### Input rows
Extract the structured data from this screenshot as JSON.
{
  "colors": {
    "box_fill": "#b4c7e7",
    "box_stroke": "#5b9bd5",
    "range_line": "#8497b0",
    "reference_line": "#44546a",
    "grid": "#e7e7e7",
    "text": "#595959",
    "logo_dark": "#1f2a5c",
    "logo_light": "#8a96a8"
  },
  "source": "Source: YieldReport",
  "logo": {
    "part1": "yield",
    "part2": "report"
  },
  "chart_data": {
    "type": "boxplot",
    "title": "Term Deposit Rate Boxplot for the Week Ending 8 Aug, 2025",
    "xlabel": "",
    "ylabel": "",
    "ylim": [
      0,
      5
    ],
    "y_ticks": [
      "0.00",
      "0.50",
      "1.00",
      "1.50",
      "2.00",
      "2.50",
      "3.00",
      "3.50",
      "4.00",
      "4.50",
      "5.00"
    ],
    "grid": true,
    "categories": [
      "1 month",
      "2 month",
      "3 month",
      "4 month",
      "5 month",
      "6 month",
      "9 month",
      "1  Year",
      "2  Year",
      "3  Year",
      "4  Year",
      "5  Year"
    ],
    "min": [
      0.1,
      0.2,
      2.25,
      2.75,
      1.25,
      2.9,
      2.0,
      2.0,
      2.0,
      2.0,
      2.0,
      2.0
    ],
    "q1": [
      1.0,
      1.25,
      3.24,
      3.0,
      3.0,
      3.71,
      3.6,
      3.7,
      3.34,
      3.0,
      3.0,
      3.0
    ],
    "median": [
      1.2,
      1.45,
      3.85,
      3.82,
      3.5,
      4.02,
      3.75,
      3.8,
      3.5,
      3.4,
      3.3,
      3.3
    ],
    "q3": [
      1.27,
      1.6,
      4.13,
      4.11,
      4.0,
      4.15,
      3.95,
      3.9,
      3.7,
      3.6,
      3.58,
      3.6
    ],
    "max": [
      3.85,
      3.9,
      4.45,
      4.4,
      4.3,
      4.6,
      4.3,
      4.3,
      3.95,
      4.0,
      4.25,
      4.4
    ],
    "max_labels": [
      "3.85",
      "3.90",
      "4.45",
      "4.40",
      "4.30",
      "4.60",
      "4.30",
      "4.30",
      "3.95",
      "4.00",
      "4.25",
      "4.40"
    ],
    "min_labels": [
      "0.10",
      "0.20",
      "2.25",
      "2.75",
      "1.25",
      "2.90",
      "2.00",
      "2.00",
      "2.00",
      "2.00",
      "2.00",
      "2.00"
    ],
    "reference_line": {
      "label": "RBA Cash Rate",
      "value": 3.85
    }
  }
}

### Your objective
Copy the material above verbatim.

### Full answer
Extract the structured data from this screenshot as JSON.
{
  "colors": {
    "box_fill": "#b4c7e7",
    "box_stroke": "#5b9bd5",
    "range_line": "#8497b0",
    "reference_line": "#44546a",
    "grid": "#e7e7e7",
    "text": "#595959",
    "logo_dark": "#1f2a5c",
    "logo_light": "#8a96a8"
  },
  "source": "Source: YieldReport",
  "logo": {
    "part1": "yield",
    "part2": "report"
  },
  "chart_data": {
    "type": "boxplot",
    "title": "Term Deposit Rate Boxplot for the Week Ending 8 Aug, 2025",
    "xlabel": "",
    "ylabel": "",
    "ylim": [
      0,
      5
    ],
    "y_ticks": [
      "0.00",
      "0.50",
      "1.00",
      "1.50",
      "2.00",
      "2.50",
      "3.00",
      "3.50",
      "4.00",
      "4.50",
      "5.00"
    ],
    "grid": true,
    "categories": [
      "1 month",
      "2 month",
      "3 month",
      "4 month",
      "5 month",
      "6 month",
      "9 month",
      "1  Year",
      "2  Year",
      "3  Year",
      "4  Year",
      "5  Year"
    ],
    "min": [
      0.1,
      0.2,
      2.25,
      2.75,
      1.25,
      2.9,
      2.0,
      2.0,
      2.0,
      2.0,
      2.0,
      2.0
    ],
    "q1": [
      1.0,
      1.25,
      3.24,
      3.0,
      3.0,
      3.71,
      3.6,
      3.7,
      3.34,
      3.0,
      3.0,
      3.0
    ],
    "median": [
      1.2,
      1.45,
      3.85,
      3.82,
      3.5,
      4.02,
      3.75,
      3.8,
      3.5,
      3.4,
      3.3,
      3.3
    ],
    "q3": [
      1.27,
      1.6,
      4.13,
      4.11,
      4.0,
      4.15,
      3.95,
      3.9,
      3.7,
      3.6,
      3.58,
      3.6
    ],
    "max": [
      3.85,
      3.9,
      4.45,
      4.4,
      4.3,
      4.6,
      4.3,
      4.3,
      3.95,
      4.0,
      4.25,
      4.4
    ],
    "max_labels": [
      "3.85",
      "3.90",
      "4.45",
      "4.40",
      "4.30",
      "4.60",
      "4.30",
      "4.30",
      "3.95",
      "4.00",
      "4.25",
      "4.40"
    ],
    "min_labels": [
      "0.10",
      "0.20",
      "2.25",
      "2.75",
      "1.25",
      "2.90",
      "2.00",
      "2.00",
      "2.00",
      "2.00",
      "2.00",
      "2.00"
    ],
    "reference_line": {
      "label": "RBA Cash Rate",
      "value": 3.85
    }
  }
}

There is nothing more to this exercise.